## [Goal]
Scan the data. Collect each line that contains the word "false".

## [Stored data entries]
* Start *
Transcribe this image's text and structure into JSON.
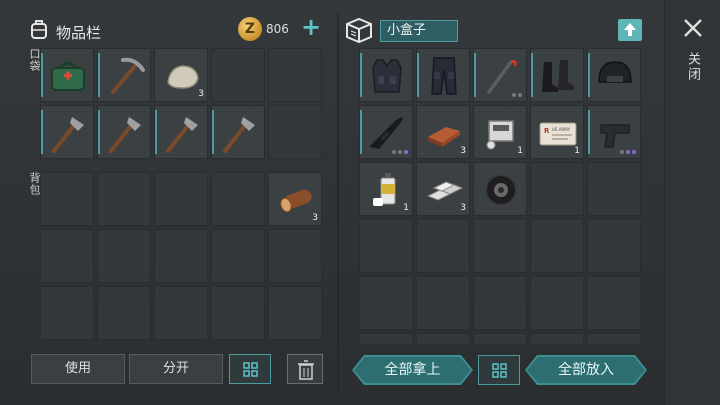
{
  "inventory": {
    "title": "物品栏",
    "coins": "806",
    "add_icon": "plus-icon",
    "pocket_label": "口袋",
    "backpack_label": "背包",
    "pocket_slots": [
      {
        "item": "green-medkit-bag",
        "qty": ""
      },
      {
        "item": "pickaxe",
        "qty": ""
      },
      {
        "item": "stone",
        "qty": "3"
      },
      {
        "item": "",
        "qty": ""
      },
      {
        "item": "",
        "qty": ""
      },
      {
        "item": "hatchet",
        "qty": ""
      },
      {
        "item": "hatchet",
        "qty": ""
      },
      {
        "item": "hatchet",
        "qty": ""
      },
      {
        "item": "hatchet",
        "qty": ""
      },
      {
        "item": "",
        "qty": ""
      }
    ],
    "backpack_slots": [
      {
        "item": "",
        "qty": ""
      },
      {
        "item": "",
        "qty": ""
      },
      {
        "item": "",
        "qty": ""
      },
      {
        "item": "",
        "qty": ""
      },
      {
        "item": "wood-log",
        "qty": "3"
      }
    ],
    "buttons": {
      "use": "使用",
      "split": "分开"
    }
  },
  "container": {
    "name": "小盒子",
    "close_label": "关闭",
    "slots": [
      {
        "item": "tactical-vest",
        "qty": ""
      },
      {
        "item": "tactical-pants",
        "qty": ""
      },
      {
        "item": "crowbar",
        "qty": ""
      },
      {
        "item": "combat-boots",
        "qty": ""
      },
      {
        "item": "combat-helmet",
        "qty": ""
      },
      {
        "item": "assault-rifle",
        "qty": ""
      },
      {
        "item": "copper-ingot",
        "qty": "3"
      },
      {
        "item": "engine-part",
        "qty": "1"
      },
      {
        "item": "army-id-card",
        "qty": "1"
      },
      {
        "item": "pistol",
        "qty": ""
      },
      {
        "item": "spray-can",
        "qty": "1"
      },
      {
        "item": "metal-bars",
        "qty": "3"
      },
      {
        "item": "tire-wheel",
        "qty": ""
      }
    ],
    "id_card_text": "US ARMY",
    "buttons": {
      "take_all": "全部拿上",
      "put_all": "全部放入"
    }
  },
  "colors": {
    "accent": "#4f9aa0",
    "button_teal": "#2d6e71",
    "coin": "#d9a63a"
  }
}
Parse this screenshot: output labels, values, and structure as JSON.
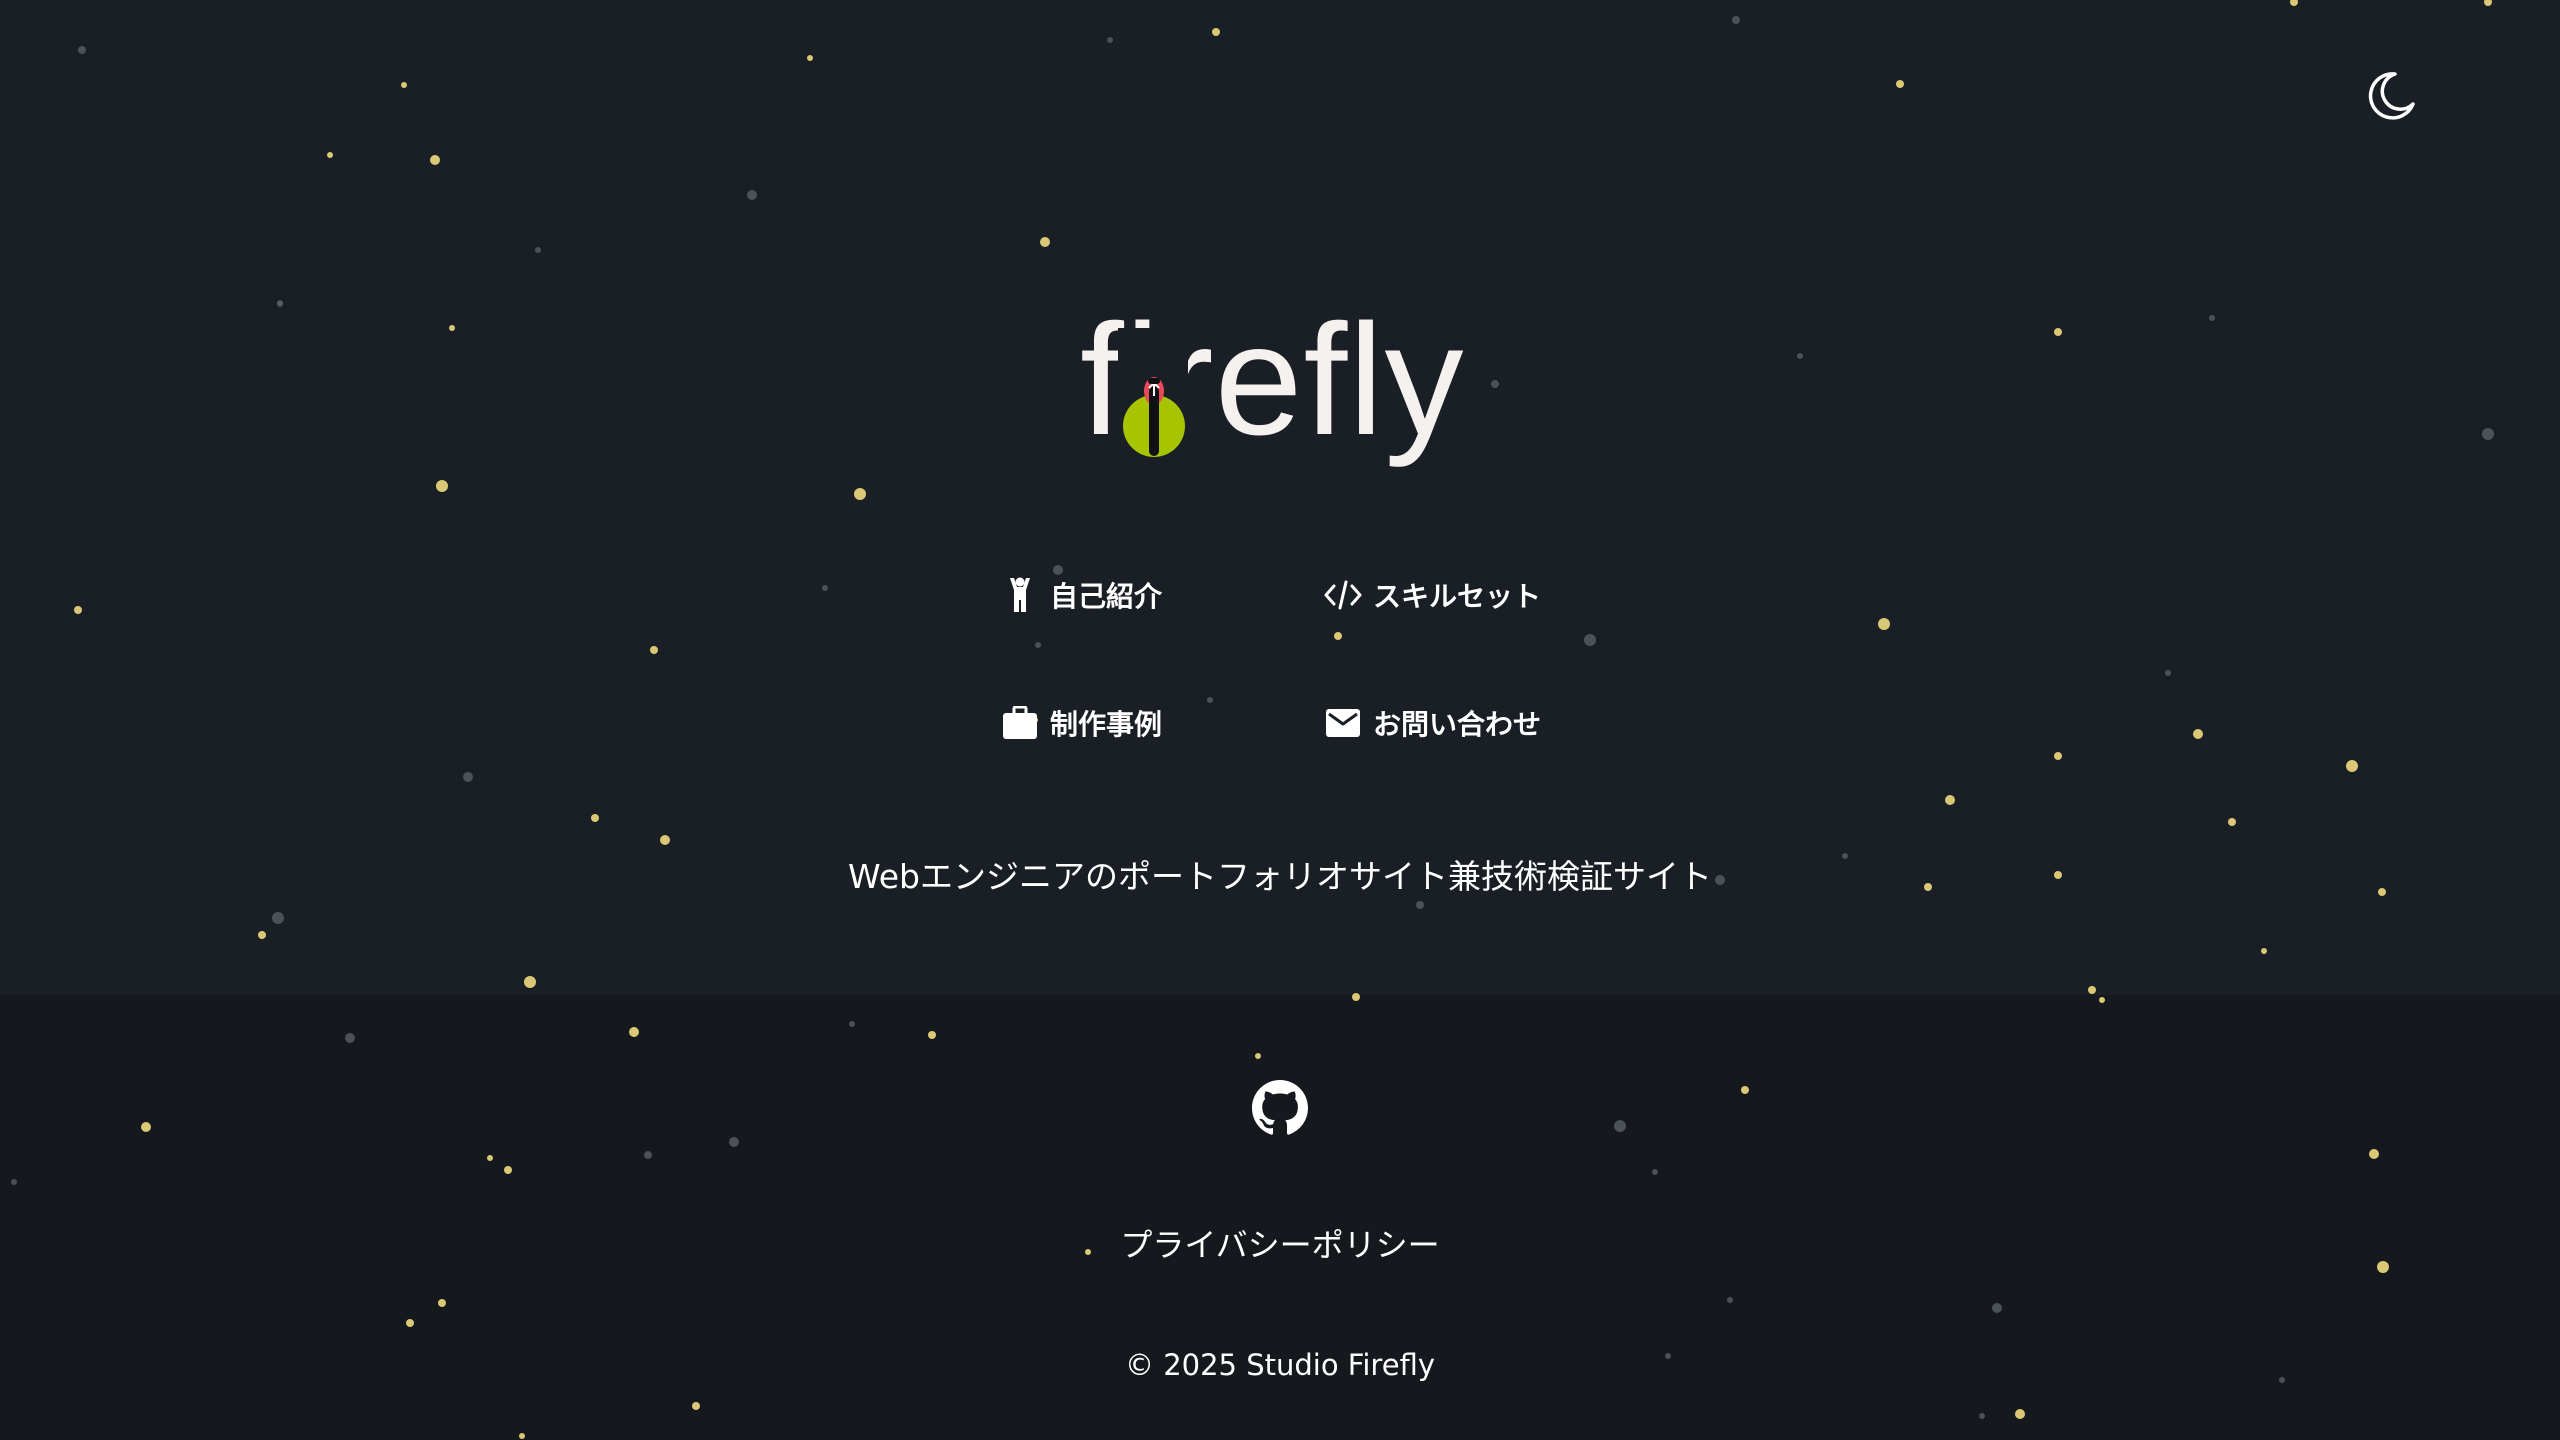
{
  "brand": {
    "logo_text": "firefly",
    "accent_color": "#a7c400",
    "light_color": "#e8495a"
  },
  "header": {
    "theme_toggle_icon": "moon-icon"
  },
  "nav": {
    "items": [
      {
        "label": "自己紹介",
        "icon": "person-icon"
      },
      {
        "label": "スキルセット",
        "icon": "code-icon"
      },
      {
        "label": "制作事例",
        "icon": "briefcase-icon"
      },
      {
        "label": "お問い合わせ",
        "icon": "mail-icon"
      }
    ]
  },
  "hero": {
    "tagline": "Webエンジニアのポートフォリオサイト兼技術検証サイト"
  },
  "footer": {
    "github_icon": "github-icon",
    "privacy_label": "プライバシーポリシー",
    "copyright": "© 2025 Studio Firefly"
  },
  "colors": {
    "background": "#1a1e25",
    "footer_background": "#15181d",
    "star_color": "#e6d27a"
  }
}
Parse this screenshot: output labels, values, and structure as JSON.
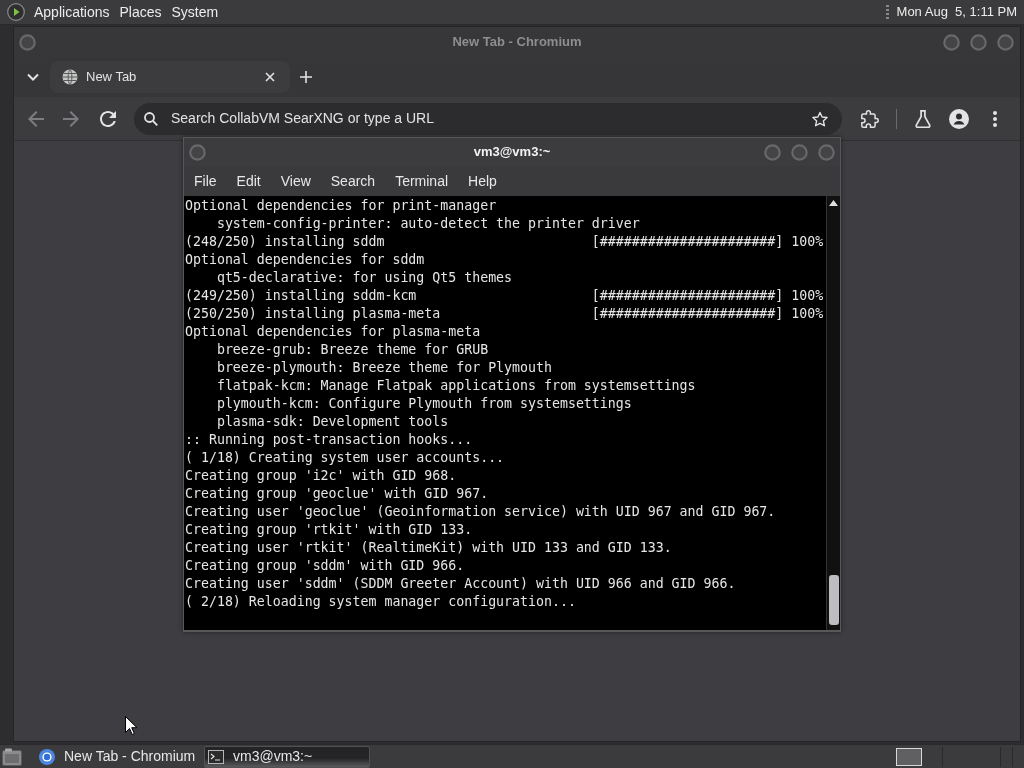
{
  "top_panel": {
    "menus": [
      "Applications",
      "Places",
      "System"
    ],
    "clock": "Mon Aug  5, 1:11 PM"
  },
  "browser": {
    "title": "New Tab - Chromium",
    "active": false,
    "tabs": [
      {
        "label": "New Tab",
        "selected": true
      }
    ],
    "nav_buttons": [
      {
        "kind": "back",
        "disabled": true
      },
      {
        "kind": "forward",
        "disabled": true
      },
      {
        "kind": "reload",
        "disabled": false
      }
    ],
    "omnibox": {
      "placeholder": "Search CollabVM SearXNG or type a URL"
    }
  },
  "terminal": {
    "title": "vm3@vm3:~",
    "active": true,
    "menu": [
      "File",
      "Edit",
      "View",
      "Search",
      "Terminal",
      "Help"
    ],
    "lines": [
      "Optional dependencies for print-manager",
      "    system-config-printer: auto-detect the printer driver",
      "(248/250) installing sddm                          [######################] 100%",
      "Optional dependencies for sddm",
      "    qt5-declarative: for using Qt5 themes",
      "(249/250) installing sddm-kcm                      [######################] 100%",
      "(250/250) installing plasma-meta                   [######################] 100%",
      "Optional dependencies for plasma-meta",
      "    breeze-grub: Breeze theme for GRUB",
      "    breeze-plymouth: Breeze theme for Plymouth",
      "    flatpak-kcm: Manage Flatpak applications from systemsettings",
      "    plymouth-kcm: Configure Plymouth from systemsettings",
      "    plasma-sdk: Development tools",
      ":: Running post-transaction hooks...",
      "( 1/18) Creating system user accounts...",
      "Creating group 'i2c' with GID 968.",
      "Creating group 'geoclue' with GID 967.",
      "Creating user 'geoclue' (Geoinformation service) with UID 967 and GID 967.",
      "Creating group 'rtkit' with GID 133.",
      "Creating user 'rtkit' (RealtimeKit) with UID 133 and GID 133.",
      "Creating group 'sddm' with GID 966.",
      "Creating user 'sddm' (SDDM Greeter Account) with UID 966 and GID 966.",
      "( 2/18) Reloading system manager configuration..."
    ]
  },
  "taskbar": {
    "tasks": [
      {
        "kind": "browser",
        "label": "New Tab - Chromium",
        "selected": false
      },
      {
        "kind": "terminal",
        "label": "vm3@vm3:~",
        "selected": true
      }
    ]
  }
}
* End *
## [Answer to this task]
    "active": false,
        "disabled": false
        "selected": false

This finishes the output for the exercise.